* Begin *

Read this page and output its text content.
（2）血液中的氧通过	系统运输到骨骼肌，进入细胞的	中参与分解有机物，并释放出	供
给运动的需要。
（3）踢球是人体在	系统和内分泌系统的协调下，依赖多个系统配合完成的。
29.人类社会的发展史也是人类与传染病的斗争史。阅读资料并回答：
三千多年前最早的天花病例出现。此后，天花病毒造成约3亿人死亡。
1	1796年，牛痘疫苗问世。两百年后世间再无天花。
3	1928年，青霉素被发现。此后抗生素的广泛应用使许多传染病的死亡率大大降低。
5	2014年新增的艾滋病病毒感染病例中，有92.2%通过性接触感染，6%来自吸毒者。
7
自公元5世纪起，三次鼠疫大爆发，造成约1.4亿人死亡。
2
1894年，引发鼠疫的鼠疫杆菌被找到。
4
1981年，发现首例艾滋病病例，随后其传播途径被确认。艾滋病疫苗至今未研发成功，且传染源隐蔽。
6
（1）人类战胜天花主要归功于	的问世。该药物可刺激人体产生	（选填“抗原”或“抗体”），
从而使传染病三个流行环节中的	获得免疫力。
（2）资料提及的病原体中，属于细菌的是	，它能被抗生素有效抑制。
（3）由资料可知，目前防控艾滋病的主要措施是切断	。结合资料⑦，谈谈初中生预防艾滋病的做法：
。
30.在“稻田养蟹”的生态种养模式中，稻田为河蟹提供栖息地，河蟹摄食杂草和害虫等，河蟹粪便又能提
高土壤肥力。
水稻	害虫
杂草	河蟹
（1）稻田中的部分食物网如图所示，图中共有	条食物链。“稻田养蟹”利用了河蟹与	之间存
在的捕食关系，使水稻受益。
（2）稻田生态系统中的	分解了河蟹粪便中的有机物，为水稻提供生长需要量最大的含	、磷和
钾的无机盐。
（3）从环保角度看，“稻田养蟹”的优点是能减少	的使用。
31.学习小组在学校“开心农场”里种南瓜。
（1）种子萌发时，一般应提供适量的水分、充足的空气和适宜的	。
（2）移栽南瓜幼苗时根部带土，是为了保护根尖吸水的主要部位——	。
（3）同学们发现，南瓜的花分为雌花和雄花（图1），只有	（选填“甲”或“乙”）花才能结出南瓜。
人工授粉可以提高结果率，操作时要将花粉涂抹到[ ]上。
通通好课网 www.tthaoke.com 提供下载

* End *

Work required → All of the data above should be transcribed exactly.

Expected answer →
Read this page and output its text content.
（2）血液中的氧通过	系统运输到骨骼肌，进入细胞的	中参与分解有机物，并释放出	供
给运动的需要。
（3）踢球是人体在	系统和内分泌系统的协调下，依赖多个系统配合完成的。
29.人类社会的发展史也是人类与传染病的斗争史。阅读资料并回答：
三千多年前最早的天花病例出现。此后，天花病毒造成约3亿人死亡。
1	1796年，牛痘疫苗问世。两百年后世间再无天花。
3	1928年，青霉素被发现。此后抗生素的广泛应用使许多传染病的死亡率大大降低。
5	2014年新增的艾滋病病毒感染病例中，有92.2%通过性接触感染，6%来自吸毒者。
7
自公元5世纪起，三次鼠疫大爆发，造成约1.4亿人死亡。
2
1894年，引发鼠疫的鼠疫杆菌被找到。
4
1981年，发现首例艾滋病病例，随后其传播途径被确认。艾滋病疫苗至今未研发成功，且传染源隐蔽。
6
（1）人类战胜天花主要归功于	的问世。该药物可刺激人体产生	（选填“抗原”或“抗体”），
从而使传染病三个流行环节中的	获得免疫力。
（2）资料提及的病原体中，属于细菌的是	，它能被抗生素有效抑制。
（3）由资料可知，目前防控艾滋病的主要措施是切断	。结合资料⑦，谈谈初中生预防艾滋病的做法：
。
30.在“稻田养蟹”的生态种养模式中，稻田为河蟹提供栖息地，河蟹摄食杂草和害虫等，河蟹粪便又能提
高土壤肥力。
水稻	害虫
杂草	河蟹
（1）稻田中的部分食物网如图所示，图中共有	条食物链。“稻田养蟹”利用了河蟹与	之间存
在的捕食关系，使水稻受益。
（2）稻田生态系统中的	分解了河蟹粪便中的有机物，为水稻提供生长需要量最大的含	、磷和
钾的无机盐。
（3）从环保角度看，“稻田养蟹”的优点是能减少	的使用。
31.学习小组在学校“开心农场”里种南瓜。
（1）种子萌发时，一般应提供适量的水分、充足的空气和适宜的	。
（2）移栽南瓜幼苗时根部带土，是为了保护根尖吸水的主要部位——	。
（3）同学们发现，南瓜的花分为雌花和雄花（图1），只有	（选填“甲”或“乙”）花才能结出南瓜。
人工授粉可以提高结果率，操作时要将花粉涂抹到[ ]上。
通通好课网 www.tthaoke.com 提供下载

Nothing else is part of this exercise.